§ **WRITTEN EXERCISE**:
Write out each entry again. Keep every word exactly as it is.

## START

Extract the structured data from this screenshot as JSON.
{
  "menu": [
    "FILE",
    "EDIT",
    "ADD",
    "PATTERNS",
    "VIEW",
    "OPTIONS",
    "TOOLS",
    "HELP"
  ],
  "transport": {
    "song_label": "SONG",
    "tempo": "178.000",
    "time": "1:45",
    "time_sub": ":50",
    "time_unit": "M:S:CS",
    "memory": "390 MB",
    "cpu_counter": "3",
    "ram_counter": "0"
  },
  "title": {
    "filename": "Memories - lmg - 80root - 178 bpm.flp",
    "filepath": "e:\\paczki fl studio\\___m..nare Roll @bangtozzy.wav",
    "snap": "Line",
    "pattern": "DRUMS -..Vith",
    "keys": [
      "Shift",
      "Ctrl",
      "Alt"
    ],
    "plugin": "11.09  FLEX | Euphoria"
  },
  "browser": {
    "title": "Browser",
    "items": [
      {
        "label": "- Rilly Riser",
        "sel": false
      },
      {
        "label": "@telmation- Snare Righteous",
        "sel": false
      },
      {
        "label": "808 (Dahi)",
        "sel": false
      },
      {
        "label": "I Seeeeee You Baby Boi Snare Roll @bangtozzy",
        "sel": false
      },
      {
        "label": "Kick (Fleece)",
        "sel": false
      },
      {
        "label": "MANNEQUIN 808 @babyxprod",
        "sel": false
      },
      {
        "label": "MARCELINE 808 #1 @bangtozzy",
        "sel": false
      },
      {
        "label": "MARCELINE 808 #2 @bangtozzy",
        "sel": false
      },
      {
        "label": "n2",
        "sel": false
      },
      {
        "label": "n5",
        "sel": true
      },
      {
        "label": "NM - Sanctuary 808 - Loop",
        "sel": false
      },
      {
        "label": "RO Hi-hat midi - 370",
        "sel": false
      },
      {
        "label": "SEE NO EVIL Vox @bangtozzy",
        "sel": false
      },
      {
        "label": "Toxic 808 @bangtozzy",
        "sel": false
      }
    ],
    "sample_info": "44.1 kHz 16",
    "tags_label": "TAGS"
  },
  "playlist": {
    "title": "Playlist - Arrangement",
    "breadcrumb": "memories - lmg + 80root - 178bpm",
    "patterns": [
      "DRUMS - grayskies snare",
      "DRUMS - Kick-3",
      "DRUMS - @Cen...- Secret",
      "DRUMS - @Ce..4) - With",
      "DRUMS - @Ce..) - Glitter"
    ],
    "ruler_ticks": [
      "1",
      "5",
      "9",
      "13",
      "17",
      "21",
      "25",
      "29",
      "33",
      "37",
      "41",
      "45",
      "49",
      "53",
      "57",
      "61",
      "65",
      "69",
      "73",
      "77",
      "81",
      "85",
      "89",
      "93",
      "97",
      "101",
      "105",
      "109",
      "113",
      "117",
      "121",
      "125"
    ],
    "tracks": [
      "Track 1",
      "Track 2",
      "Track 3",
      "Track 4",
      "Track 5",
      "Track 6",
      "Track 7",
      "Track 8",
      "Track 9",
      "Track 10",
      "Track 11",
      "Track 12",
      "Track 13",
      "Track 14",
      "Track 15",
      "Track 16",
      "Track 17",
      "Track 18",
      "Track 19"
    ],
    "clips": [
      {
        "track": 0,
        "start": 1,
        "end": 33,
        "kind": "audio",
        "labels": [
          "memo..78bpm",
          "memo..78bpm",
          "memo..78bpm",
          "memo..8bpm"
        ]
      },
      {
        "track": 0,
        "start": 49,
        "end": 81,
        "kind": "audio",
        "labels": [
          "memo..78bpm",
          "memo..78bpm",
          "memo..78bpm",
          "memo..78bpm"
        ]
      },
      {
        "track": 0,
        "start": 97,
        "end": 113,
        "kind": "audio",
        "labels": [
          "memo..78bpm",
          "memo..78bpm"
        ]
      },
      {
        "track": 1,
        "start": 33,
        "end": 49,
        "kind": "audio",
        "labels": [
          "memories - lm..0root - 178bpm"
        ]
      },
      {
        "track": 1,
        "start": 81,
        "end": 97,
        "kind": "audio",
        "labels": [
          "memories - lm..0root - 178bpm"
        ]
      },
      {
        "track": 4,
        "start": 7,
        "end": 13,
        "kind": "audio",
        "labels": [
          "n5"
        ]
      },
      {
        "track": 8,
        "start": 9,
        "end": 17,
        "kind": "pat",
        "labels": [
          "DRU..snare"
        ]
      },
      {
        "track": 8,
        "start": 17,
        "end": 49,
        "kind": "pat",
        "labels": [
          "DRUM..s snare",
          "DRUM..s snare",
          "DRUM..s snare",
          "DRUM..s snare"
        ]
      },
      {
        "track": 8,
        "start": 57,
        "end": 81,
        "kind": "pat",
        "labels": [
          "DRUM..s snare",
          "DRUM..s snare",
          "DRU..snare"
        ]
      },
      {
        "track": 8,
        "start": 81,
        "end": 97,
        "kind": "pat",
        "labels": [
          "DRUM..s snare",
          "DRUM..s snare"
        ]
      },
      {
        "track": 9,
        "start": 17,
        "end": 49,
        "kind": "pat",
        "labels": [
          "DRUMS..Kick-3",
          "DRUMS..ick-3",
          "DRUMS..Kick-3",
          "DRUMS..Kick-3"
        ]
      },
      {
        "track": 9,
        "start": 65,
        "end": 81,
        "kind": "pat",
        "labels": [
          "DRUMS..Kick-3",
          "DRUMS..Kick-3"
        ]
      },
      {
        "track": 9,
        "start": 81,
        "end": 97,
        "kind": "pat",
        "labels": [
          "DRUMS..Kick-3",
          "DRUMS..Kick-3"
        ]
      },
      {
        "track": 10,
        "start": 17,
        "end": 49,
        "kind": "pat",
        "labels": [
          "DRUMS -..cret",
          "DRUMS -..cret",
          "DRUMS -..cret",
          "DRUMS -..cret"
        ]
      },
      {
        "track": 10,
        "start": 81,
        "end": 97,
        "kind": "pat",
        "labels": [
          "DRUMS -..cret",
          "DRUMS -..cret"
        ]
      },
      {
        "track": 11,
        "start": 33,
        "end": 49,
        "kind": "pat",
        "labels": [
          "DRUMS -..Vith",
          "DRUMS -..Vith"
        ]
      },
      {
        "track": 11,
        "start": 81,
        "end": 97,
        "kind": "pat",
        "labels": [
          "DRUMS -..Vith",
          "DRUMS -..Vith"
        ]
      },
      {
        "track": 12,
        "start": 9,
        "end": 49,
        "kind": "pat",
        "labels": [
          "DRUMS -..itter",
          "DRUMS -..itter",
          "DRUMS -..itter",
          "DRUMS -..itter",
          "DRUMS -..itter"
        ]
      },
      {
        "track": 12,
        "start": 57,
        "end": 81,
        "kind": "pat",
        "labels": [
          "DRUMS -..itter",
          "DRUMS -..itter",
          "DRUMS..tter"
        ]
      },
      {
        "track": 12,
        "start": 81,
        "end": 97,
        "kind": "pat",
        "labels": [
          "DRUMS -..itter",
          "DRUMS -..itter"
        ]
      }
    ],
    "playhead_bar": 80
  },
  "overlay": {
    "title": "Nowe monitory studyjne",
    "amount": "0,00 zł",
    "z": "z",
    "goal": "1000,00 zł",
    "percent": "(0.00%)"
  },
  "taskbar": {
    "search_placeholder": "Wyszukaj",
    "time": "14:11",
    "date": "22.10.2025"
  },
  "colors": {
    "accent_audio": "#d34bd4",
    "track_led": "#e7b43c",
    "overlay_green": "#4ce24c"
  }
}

## END

§ **WRITTEN SOLUTION**:
Extract the structured data from this screenshot as JSON.
{
  "menu": [
    "FILE",
    "EDIT",
    "ADD",
    "PATTERNS",
    "VIEW",
    "OPTIONS",
    "TOOLS",
    "HELP"
  ],
  "transport": {
    "song_label": "SONG",
    "tempo": "178.000",
    "time": "1:45",
    "time_sub": ":50",
    "time_unit": "M:S:CS",
    "memory": "390 MB",
    "cpu_counter": "3",
    "ram_counter": "0"
  },
  "title": {
    "filename": "Memories - lmg - 80root - 178 bpm.flp",
    "filepath": "e:\\paczki fl studio\\___m..nare Roll @bangtozzy.wav",
    "snap": "Line",
    "pattern": "DRUMS -..Vith",
    "keys": [
      "Shift",
      "Ctrl",
      "Alt"
    ],
    "plugin": "11.09  FLEX | Euphoria"
  },
  "browser": {
    "title": "Browser",
    "items": [
      {
        "label": "- Rilly Riser",
        "sel": false
      },
      {
        "label": "@telmation- Snare Righteous",
        "sel": false
      },
      {
        "label": "808 (Dahi)",
        "sel": false
      },
      {
        "label": "I Seeeeee You Baby Boi Snare Roll @bangtozzy",
        "sel": false
      },
      {
        "label": "Kick (Fleece)",
        "sel": false
      },
      {
        "label": "MANNEQUIN 808 @babyxprod",
        "sel": false
      },
      {
        "label": "MARCELINE 808 #1 @bangtozzy",
        "sel": false
      },
      {
        "label": "MARCELINE 808 #2 @bangtozzy",
        "sel": false
      },
      {
        "label": "n2",
        "sel": false
      },
      {
        "label": "n5",
        "sel": true
      },
      {
        "label": "NM - Sanctuary 808 - Loop",
        "sel": false
      },
      {
        "label": "RO Hi-hat midi - 370",
        "sel": false
      },
      {
        "label": "SEE NO EVIL Vox @bangtozzy",
        "sel": false
      },
      {
        "label": "Toxic 808 @bangtozzy",
        "sel": false
      }
    ],
    "sample_info": "44.1 kHz 16",
    "tags_label": "TAGS"
  },
  "playlist": {
    "title": "Playlist - Arrangement",
    "breadcrumb": "memories - lmg + 80root - 178bpm",
    "patterns": [
      "DRUMS - grayskies snare",
      "DRUMS - Kick-3",
      "DRUMS - @Cen...- Secret",
      "DRUMS - @Ce..4) - With",
      "DRUMS - @Ce..) - Glitter"
    ],
    "ruler_ticks": [
      "1",
      "5",
      "9",
      "13",
      "17",
      "21",
      "25",
      "29",
      "33",
      "37",
      "41",
      "45",
      "49",
      "53",
      "57",
      "61",
      "65",
      "69",
      "73",
      "77",
      "81",
      "85",
      "89",
      "93",
      "97",
      "101",
      "105",
      "109",
      "113",
      "117",
      "121",
      "125"
    ],
    "tracks": [
      "Track 1",
      "Track 2",
      "Track 3",
      "Track 4",
      "Track 5",
      "Track 6",
      "Track 7",
      "Track 8",
      "Track 9",
      "Track 10",
      "Track 11",
      "Track 12",
      "Track 13",
      "Track 14",
      "Track 15",
      "Track 16",
      "Track 17",
      "Track 18",
      "Track 19"
    ],
    "clips": [
      {
        "track": 0,
        "start": 1,
        "end": 33,
        "kind": "audio",
        "labels": [
          "memo..78bpm",
          "memo..78bpm",
          "memo..78bpm",
          "memo..8bpm"
        ]
      },
      {
        "track": 0,
        "start": 49,
        "end": 81,
        "kind": "audio",
        "labels": [
          "memo..78bpm",
          "memo..78bpm",
          "memo..78bpm",
          "memo..78bpm"
        ]
      },
      {
        "track": 0,
        "start": 97,
        "end": 113,
        "kind": "audio",
        "labels": [
          "memo..78bpm",
          "memo..78bpm"
        ]
      },
      {
        "track": 1,
        "start": 33,
        "end": 49,
        "kind": "audio",
        "labels": [
          "memories - lm..0root - 178bpm"
        ]
      },
      {
        "track": 1,
        "start": 81,
        "end": 97,
        "kind": "audio",
        "labels": [
          "memories - lm..0root - 178bpm"
        ]
      },
      {
        "track": 4,
        "start": 7,
        "end": 13,
        "kind": "audio",
        "labels": [
          "n5"
        ]
      },
      {
        "track": 8,
        "start": 9,
        "end": 17,
        "kind": "pat",
        "labels": [
          "DRU..snare"
        ]
      },
      {
        "track": 8,
        "start": 17,
        "end": 49,
        "kind": "pat",
        "labels": [
          "DRUM..s snare",
          "DRUM..s snare",
          "DRUM..s snare",
          "DRUM..s snare"
        ]
      },
      {
        "track": 8,
        "start": 57,
        "end": 81,
        "kind": "pat",
        "labels": [
          "DRUM..s snare",
          "DRUM..s snare",
          "DRU..snare"
        ]
      },
      {
        "track": 8,
        "start": 81,
        "end": 97,
        "kind": "pat",
        "labels": [
          "DRUM..s snare",
          "DRUM..s snare"
        ]
      },
      {
        "track": 9,
        "start": 17,
        "end": 49,
        "kind": "pat",
        "labels": [
          "DRUMS..Kick-3",
          "DRUMS..ick-3",
          "DRUMS..Kick-3",
          "DRUMS..Kick-3"
        ]
      },
      {
        "track": 9,
        "start": 65,
        "end": 81,
        "kind": "pat",
        "labels": [
          "DRUMS..Kick-3",
          "DRUMS..Kick-3"
        ]
      },
      {
        "track": 9,
        "start": 81,
        "end": 97,
        "kind": "pat",
        "labels": [
          "DRUMS..Kick-3",
          "DRUMS..Kick-3"
        ]
      },
      {
        "track": 10,
        "start": 17,
        "end": 49,
        "kind": "pat",
        "labels": [
          "DRUMS -..cret",
          "DRUMS -..cret",
          "DRUMS -..cret",
          "DRUMS -..cret"
        ]
      },
      {
        "track": 10,
        "start": 81,
        "end": 97,
        "kind": "pat",
        "labels": [
          "DRUMS -..cret",
          "DRUMS -..cret"
        ]
      },
      {
        "track": 11,
        "start": 33,
        "end": 49,
        "kind": "pat",
        "labels": [
          "DRUMS -..Vith",
          "DRUMS -..Vith"
        ]
      },
      {
        "track": 11,
        "start": 81,
        "end": 97,
        "kind": "pat",
        "labels": [
          "DRUMS -..Vith",
          "DRUMS -..Vith"
        ]
      },
      {
        "track": 12,
        "start": 9,
        "end": 49,
        "kind": "pat",
        "labels": [
          "DRUMS -..itter",
          "DRUMS -..itter",
          "DRUMS -..itter",
          "DRUMS -..itter",
          "DRUMS -..itter"
        ]
      },
      {
        "track": 12,
        "start": 57,
        "end": 81,
        "kind": "pat",
        "labels": [
          "DRUMS -..itter",
          "DRUMS -..itter",
          "DRUMS..tter"
        ]
      },
      {
        "track": 12,
        "start": 81,
        "end": 97,
        "kind": "pat",
        "labels": [
          "DRUMS -..itter",
          "DRUMS -..itter"
        ]
      }
    ],
    "playhead_bar": 80
  },
  "overlay": {
    "title": "Nowe monitory studyjne",
    "amount": "0,00 zł",
    "z": "z",
    "goal": "1000,00 zł",
    "percent": "(0.00%)"
  },
  "taskbar": {
    "search_placeholder": "Wyszukaj",
    "time": "14:11",
    "date": "22.10.2025"
  },
  "colors": {
    "accent_audio": "#d34bd4",
    "track_led": "#e7b43c",
    "overlay_green": "#4ce24c"
  }
}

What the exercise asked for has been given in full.